AIM OF THE TASK: Look over the lines below. Report each one that includes the string "this".

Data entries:
-- START --
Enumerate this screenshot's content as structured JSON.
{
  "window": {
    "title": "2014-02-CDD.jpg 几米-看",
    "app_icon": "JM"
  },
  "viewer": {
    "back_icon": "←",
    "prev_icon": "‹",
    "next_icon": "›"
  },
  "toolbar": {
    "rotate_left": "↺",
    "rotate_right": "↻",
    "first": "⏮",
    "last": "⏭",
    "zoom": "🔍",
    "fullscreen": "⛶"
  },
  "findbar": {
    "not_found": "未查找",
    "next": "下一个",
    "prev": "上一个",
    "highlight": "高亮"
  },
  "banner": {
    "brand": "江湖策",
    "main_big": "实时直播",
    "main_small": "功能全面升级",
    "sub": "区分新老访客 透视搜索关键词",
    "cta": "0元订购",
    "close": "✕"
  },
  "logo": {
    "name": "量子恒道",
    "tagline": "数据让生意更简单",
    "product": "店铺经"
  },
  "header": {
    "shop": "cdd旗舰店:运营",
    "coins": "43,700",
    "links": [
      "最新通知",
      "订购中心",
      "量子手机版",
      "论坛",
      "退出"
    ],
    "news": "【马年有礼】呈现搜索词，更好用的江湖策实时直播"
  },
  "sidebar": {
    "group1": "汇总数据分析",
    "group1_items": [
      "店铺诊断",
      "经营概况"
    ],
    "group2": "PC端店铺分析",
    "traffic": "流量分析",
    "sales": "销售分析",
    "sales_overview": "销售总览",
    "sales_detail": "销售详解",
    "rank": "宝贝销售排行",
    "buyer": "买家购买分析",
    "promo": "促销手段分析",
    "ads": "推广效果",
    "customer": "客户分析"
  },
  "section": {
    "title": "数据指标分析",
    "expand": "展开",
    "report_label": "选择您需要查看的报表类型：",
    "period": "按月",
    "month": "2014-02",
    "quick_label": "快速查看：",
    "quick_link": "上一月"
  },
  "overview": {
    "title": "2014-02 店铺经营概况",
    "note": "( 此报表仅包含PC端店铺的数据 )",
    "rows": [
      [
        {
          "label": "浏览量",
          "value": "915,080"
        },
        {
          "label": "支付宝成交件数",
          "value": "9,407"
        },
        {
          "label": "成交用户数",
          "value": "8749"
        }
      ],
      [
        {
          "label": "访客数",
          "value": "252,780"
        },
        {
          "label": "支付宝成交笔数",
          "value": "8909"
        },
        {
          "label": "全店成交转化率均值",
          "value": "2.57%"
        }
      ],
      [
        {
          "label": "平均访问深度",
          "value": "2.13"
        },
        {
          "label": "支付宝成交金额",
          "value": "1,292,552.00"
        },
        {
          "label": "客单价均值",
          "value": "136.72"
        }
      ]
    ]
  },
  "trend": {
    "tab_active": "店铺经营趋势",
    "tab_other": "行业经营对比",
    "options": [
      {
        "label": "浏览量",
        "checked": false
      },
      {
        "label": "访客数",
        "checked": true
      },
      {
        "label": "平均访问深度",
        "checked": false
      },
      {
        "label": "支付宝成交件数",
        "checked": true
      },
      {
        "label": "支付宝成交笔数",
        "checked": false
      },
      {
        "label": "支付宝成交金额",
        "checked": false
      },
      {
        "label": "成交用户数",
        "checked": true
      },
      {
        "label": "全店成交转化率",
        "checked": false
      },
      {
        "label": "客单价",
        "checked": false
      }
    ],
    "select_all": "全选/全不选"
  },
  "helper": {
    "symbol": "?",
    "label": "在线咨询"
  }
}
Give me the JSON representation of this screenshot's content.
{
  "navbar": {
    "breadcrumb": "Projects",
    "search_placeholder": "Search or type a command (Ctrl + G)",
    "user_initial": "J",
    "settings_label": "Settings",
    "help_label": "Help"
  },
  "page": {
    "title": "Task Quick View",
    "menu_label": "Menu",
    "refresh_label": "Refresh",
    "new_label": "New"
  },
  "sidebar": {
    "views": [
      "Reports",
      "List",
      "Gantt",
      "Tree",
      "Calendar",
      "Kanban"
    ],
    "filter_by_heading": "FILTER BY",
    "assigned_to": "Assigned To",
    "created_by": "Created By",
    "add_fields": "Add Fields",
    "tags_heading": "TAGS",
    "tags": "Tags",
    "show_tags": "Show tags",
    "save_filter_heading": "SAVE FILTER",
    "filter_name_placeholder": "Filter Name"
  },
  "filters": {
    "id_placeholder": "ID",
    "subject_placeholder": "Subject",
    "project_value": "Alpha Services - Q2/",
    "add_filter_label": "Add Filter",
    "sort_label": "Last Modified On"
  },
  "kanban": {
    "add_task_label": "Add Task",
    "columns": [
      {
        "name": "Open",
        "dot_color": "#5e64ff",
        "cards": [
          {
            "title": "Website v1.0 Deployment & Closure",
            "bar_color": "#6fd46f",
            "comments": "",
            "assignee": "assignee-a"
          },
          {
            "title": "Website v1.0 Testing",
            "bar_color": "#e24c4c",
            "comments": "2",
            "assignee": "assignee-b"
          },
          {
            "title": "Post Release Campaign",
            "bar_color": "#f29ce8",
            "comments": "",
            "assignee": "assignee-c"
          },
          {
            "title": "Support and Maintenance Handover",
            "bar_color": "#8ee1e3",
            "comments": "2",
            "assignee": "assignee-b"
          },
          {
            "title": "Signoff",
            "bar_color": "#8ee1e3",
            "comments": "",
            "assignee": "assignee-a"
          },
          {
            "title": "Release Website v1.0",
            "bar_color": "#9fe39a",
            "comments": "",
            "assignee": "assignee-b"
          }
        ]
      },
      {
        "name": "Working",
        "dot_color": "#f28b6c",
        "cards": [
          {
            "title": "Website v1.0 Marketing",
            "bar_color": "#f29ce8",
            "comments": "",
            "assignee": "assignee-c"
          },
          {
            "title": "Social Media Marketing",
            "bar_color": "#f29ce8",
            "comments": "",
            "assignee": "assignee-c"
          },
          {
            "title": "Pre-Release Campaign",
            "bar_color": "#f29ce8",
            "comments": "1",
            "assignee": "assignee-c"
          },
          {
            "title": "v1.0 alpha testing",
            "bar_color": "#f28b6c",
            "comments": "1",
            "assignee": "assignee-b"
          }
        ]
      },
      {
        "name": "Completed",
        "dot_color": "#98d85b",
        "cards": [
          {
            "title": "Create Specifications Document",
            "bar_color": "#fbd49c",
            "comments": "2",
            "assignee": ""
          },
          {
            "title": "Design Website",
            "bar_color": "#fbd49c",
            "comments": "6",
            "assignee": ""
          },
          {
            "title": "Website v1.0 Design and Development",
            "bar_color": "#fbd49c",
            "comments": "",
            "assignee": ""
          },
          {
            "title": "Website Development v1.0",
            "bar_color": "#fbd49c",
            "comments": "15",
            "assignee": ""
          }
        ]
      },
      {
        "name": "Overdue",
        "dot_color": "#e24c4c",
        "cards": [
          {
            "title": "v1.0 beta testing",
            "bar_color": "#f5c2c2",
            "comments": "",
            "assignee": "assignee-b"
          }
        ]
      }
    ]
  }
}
-- END --
ANSWER BELOW:
Enumerate this screenshot's content as structured JSON.
Give me the JSON representation of this screenshot's content.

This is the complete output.